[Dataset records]

▬▬▬▬▬▬

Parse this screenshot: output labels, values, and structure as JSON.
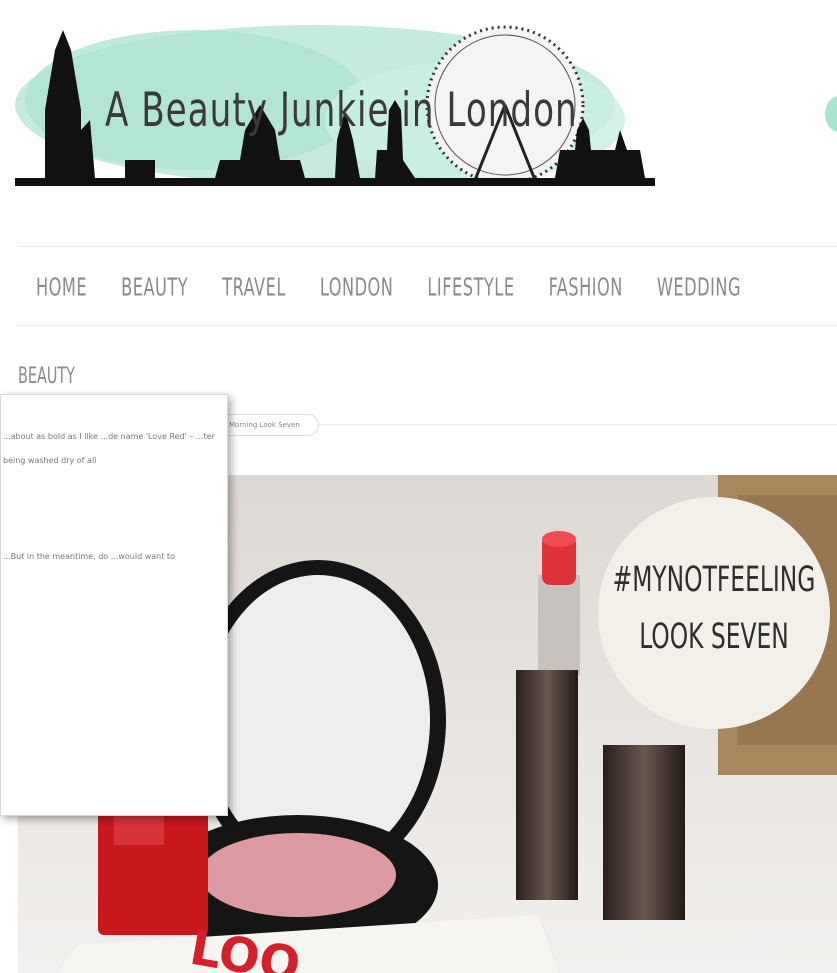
{
  "site": {
    "title": "A Beauty Junkie in London",
    "accent_color": "#a8e3cf"
  },
  "nav": {
    "items": [
      "HOME",
      "BEAUTY",
      "TRAVEL",
      "LONDON",
      "LIFESTYLE",
      "FASHION",
      "WEDDING"
    ]
  },
  "category": "BEAUTY",
  "breadcrumb": "Morning Look Seven",
  "popup": {
    "paragraph1": "...about as bold as I like ...de name 'Love Red' – ...ter being washed dry of all",
    "paragraph2": "...But in the meantime, do ...would want to"
  },
  "hero": {
    "badge_line1": "#MYNOTFEELING",
    "badge_line2": "LOOK SEVEN",
    "card_text": "LOO"
  }
}
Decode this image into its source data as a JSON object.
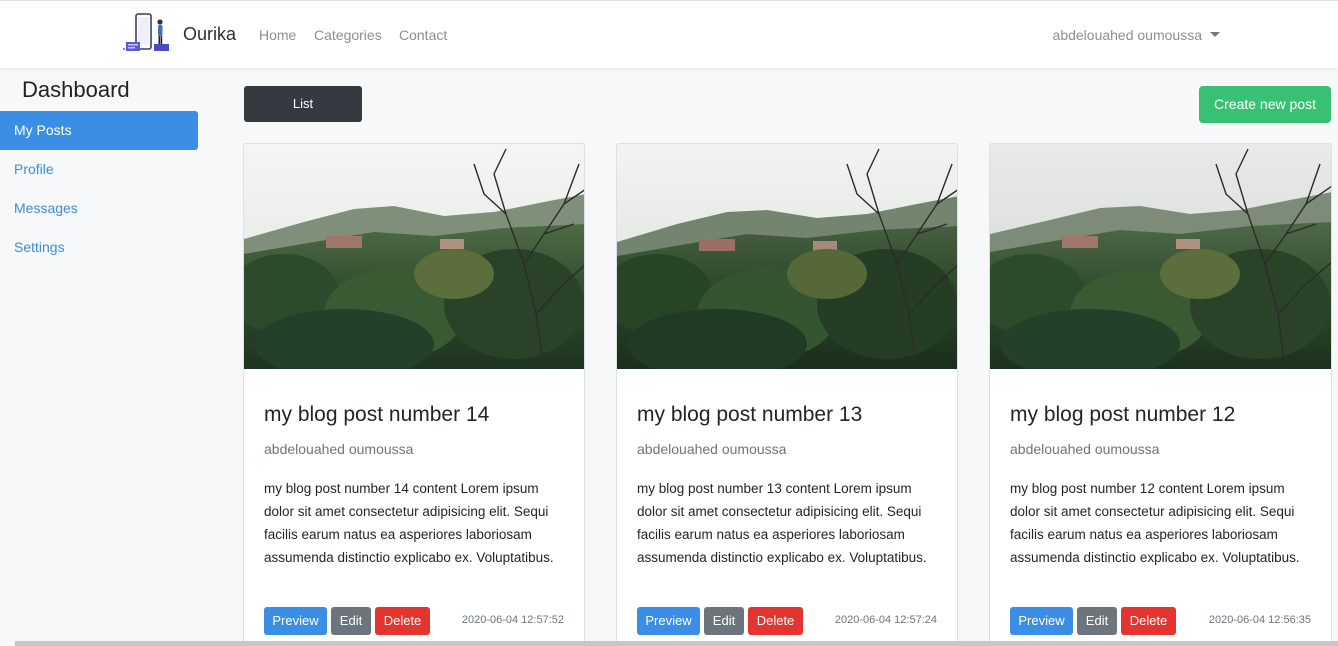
{
  "navbar": {
    "brand": "Ourika",
    "links": [
      "Home",
      "Categories",
      "Contact"
    ],
    "user": "abdelouahed oumoussa"
  },
  "sidebar": {
    "title": "Dashboard",
    "items": [
      {
        "label": "My Posts",
        "active": true
      },
      {
        "label": "Profile",
        "active": false
      },
      {
        "label": "Messages",
        "active": false
      },
      {
        "label": "Settings",
        "active": false
      }
    ]
  },
  "toolbar": {
    "list_label": "List",
    "create_label": "Create new post"
  },
  "posts": [
    {
      "title": "my blog post number 14",
      "author": "abdelouahed oumoussa",
      "content": "my blog post number 14 content Lorem ipsum dolor sit amet consectetur adipisicing elit. Sequi facilis earum natus ea asperiores laboriosam assumenda distinctio explicabo ex. Voluptatibus.",
      "preview_label": "Preview",
      "edit_label": "Edit",
      "delete_label": "Delete",
      "date": "2020-06-04 12:57:52"
    },
    {
      "title": "my blog post number 13",
      "author": "abdelouahed oumoussa",
      "content": "my blog post number 13 content Lorem ipsum dolor sit amet consectetur adipisicing elit. Sequi facilis earum natus ea asperiores laboriosam assumenda distinctio explicabo ex. Voluptatibus.",
      "preview_label": "Preview",
      "edit_label": "Edit",
      "delete_label": "Delete",
      "date": "2020-06-04 12:57:24"
    },
    {
      "title": "my blog post number 12",
      "author": "abdelouahed oumoussa",
      "content": "my blog post number 12 content Lorem ipsum dolor sit amet consectetur adipisicing elit. Sequi facilis earum natus ea asperiores laboriosam assumenda distinctio explicabo ex. Voluptatibus.",
      "preview_label": "Preview",
      "edit_label": "Edit",
      "delete_label": "Delete",
      "date": "2020-06-04 12:56:35"
    }
  ],
  "colors": {
    "primary": "#3a8ee6",
    "success": "#38c172",
    "danger": "#e3342f",
    "secondary": "#6c757d",
    "dark": "#343a40"
  },
  "icons": {
    "logo": "phone-figure-logo-icon",
    "user_dropdown": "caret-down-icon"
  }
}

▬▬▬▬▬▬

• _What you will do_
Give only the number of lines in the entries that contain "Lorem".

• _Exercise solution_
3